▶ What you should do: For the entries below, how many lines include the word "label"? Give the figure and nothing more.

▶ Record extracts:
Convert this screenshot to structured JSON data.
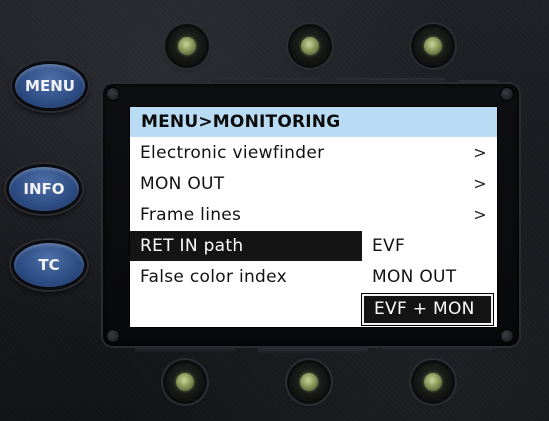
{
  "side_buttons": {
    "menu": "MENU",
    "info": "INFO",
    "tc": "TC"
  },
  "screen": {
    "title": "MENU>MONITORING",
    "menu_items": [
      {
        "label": "Electronic viewfinder",
        "arrow": ">"
      },
      {
        "label": "MON OUT",
        "arrow": ">"
      },
      {
        "label": "Frame lines",
        "arrow": ">"
      },
      {
        "label": "RET IN path",
        "arrow": ""
      },
      {
        "label": "False color index",
        "arrow": ""
      }
    ],
    "selected_item": "RET IN path",
    "submenu": {
      "options": [
        "EVF",
        "MON OUT",
        "EVF + MON"
      ],
      "selected": "EVF + MON"
    }
  },
  "colors": {
    "title_bar": "#b9dcf4",
    "selection": "#141414",
    "side_button_blue": "#2f4f86",
    "knob_led": "#8b975a"
  },
  "icons": {
    "knobs": "round-knob-button"
  }
}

▶ Final answer: 5